| Stored data |
......

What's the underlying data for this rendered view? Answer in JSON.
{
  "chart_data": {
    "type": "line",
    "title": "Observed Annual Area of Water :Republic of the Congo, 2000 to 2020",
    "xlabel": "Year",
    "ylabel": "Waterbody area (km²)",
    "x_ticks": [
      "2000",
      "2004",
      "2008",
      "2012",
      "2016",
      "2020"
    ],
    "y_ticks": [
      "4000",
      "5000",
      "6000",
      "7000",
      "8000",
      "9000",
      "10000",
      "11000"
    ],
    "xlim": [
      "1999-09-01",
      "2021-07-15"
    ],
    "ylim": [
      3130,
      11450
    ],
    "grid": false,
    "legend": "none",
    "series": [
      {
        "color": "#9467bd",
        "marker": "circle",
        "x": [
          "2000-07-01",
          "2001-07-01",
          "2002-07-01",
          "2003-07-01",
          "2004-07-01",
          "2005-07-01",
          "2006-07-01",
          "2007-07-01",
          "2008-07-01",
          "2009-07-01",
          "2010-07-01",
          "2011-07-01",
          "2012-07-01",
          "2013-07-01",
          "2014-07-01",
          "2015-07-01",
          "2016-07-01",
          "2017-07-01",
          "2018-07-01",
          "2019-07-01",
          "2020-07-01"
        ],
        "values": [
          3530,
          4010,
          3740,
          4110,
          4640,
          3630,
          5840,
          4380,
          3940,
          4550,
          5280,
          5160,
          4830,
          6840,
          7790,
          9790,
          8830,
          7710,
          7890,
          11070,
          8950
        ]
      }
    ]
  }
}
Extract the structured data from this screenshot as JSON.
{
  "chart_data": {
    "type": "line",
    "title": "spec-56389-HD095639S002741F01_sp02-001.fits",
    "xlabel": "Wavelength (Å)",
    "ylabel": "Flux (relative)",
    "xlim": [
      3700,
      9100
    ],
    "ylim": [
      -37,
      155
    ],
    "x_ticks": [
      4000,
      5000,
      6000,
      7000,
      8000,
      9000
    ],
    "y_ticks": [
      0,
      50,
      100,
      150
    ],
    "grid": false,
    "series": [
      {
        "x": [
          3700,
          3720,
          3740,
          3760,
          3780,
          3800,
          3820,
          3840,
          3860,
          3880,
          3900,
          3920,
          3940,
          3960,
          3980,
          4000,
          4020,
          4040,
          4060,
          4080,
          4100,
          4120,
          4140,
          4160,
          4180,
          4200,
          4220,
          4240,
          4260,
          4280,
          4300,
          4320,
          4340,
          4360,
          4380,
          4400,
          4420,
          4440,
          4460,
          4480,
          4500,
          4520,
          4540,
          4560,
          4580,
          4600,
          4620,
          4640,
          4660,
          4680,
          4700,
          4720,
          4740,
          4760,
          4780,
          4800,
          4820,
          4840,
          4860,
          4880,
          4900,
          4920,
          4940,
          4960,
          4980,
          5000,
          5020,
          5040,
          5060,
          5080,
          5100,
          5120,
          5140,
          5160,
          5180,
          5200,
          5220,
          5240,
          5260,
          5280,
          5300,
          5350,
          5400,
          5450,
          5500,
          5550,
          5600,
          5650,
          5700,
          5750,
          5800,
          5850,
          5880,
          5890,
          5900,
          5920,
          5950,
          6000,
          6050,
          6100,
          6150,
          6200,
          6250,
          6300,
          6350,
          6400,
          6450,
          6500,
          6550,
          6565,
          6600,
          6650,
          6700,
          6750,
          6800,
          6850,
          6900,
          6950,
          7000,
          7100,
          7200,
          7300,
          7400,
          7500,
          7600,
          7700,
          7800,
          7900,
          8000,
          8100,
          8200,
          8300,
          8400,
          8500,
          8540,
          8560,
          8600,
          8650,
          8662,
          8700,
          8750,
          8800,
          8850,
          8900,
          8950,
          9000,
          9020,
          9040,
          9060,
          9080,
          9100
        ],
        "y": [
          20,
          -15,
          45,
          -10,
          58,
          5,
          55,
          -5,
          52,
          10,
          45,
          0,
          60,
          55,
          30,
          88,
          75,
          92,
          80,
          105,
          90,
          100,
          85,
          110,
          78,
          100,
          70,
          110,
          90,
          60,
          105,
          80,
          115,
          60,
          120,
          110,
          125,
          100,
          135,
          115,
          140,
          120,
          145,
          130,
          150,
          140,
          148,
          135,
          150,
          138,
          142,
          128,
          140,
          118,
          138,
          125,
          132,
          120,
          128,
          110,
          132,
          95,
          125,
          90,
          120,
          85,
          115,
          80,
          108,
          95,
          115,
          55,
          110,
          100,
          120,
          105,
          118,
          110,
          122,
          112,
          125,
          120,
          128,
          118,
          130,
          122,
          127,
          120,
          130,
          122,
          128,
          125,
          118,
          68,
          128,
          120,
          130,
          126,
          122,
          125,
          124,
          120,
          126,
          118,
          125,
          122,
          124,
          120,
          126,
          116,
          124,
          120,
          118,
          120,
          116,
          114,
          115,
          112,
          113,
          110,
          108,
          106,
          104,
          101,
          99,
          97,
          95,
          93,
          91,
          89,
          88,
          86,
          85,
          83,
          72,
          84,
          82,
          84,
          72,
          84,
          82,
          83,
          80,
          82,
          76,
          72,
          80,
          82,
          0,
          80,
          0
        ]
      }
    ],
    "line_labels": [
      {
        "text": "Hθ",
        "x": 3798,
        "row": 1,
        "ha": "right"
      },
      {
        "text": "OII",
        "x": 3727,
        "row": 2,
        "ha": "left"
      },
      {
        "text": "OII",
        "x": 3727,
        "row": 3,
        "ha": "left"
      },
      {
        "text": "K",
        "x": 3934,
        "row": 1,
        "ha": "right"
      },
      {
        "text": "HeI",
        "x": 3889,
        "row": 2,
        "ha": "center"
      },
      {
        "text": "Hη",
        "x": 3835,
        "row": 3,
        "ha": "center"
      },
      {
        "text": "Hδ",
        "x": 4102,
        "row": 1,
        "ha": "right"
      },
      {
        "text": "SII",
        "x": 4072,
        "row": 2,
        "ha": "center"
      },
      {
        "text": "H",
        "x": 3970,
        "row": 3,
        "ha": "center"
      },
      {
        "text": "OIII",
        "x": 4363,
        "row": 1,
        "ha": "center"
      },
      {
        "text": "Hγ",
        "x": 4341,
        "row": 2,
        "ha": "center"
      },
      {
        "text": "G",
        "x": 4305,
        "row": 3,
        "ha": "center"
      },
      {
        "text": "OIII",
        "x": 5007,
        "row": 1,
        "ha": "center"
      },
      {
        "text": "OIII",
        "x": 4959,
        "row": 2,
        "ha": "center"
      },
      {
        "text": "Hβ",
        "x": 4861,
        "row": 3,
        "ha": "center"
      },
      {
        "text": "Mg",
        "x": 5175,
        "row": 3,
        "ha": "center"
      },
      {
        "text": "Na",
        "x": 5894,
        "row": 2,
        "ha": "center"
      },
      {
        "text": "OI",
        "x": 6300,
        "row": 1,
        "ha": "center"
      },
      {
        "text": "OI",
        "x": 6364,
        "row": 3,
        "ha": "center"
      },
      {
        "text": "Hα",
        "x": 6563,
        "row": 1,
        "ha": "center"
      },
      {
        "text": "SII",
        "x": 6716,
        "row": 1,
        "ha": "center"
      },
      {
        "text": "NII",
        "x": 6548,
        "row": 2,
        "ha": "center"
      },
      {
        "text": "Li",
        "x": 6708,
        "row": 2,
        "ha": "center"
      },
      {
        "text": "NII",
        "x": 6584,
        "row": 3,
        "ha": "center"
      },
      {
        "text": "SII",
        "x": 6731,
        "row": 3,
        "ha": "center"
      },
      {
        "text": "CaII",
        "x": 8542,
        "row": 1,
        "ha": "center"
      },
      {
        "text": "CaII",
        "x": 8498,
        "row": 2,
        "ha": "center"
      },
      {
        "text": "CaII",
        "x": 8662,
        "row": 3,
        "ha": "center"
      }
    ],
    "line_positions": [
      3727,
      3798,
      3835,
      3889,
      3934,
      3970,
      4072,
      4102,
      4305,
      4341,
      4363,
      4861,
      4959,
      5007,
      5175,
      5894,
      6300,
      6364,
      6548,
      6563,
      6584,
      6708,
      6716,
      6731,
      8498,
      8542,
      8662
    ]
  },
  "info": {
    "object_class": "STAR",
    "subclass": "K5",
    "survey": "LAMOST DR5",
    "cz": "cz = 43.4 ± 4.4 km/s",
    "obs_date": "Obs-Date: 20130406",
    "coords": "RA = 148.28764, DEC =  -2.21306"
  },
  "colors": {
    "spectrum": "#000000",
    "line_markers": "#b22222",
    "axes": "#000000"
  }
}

......

| Given request |
Determine how many lines in the records contain "ylabel", and reply with the number only.

| Problem solution |
2